- [Written request]
Select every line below containing the word "World".

[Saved entries]

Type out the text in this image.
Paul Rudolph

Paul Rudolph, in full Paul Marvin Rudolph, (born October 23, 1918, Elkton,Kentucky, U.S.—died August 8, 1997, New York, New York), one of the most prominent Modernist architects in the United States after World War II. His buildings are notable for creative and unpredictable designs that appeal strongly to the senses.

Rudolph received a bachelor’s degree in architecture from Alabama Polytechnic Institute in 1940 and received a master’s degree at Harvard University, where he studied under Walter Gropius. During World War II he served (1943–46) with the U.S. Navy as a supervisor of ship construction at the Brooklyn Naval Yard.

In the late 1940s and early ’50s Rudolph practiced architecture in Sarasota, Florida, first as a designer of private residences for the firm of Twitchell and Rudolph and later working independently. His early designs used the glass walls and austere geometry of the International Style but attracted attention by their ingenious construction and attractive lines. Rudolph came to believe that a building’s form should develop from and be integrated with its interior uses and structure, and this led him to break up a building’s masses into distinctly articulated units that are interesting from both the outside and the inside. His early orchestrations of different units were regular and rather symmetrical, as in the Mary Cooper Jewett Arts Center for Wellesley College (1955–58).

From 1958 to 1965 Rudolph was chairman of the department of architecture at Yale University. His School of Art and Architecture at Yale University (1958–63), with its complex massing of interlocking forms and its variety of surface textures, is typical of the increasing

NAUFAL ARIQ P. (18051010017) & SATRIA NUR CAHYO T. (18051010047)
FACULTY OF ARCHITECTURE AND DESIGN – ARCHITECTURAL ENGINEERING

- [Task response]
Paul Rudolph, in full Paul Marvin Rudolph, (born October 23, 1918, Elkton,Kentucky, U.S.—died August 8, 1997, New York, New York), one of the most prominent Modernist architects in the United States after World War II. His buildings are notable for creative and unpredictable designs that appeal strongly to the senses.
Rudolph received a bachelor’s degree in architecture from Alabama Polytechnic Institute in 1940 and received a master’s degree at Harvard University, where he studied under Walter Gropius. During World War II he served (1943–46) with the U.S. Navy as a supervisor of ship construction at the Brooklyn Naval Yard.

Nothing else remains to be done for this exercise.